◆ SET PROBLEM ◆
Pull out every line of the rows below verbatim, omitting the pictures.

◆ EXERCISE INPUT ◆
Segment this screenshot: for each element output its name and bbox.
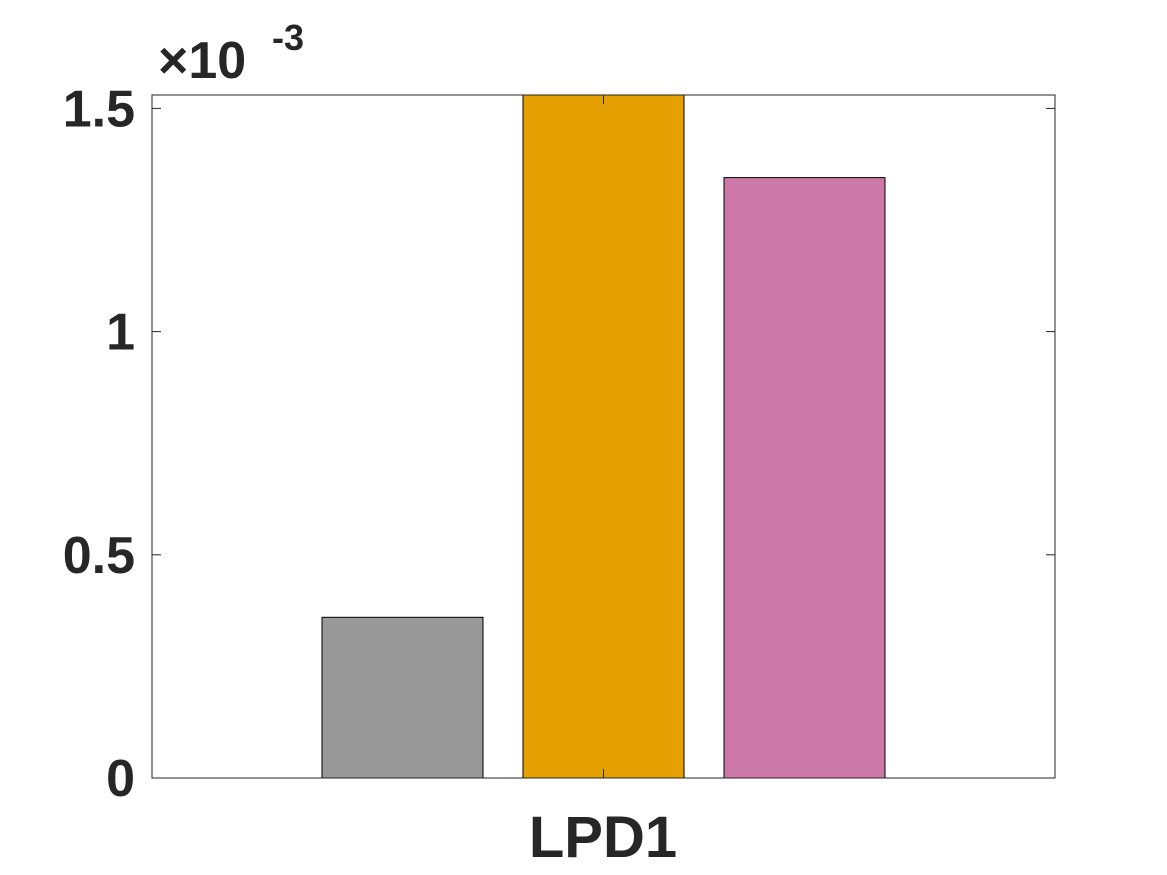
- bar-3: [723, 177, 886, 779]
- y-tick-label-0: 0: [106, 750, 135, 808]
- bars-group: [321, 94, 886, 779]
- svg-text:×10: ×10: [158, 32, 246, 90]
- y-tick-label-3: 1.5: [63, 80, 135, 138]
- plot-frame: [151, 94, 1056, 779]
- y-tick-labels: 0 0.5 1 1.5: [63, 80, 135, 808]
- category-label: LPD1: [529, 805, 677, 870]
- exponent-base: 10: [188, 32, 246, 90]
- exponent-power: -3: [272, 17, 304, 58]
- y-tick-label-1: 0.5: [63, 527, 135, 585]
- bar-1: [321, 616, 484, 779]
- exponent-times: ×: [158, 32, 188, 90]
- y-exponent-label: ×10 -3: [158, 17, 304, 90]
- y-tick-label-2: 1: [106, 304, 135, 362]
- bar-2: [522, 94, 685, 779]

◆ SOLUTION BELOW ◆
Segment this screenshot: for each element output its name and bbox.
- bar-3: [723, 177, 886, 779]
- y-tick-label-0: 0: [106, 750, 135, 808]
- bars-group: [321, 94, 886, 779]
- svg-text:×10: ×10: [158, 32, 246, 90]
- y-tick-label-3: 1.5: [63, 80, 135, 138]
- plot-frame: [151, 94, 1056, 779]
- y-tick-labels: 0 0.5 1 1.5: [63, 80, 135, 808]
- category-label: LPD1: [529, 805, 677, 870]
- exponent-base: 10: [188, 32, 246, 90]
- exponent-power: -3: [272, 17, 304, 58]
- y-tick-label-1: 0.5: [63, 527, 135, 585]
- bar-1: [321, 616, 484, 779]
- exponent-times: ×: [158, 32, 188, 90]
- y-exponent-label: ×10 -3: [158, 17, 304, 90]
- y-tick-label-2: 1: [106, 304, 135, 362]
- bar-2: [522, 94, 685, 779]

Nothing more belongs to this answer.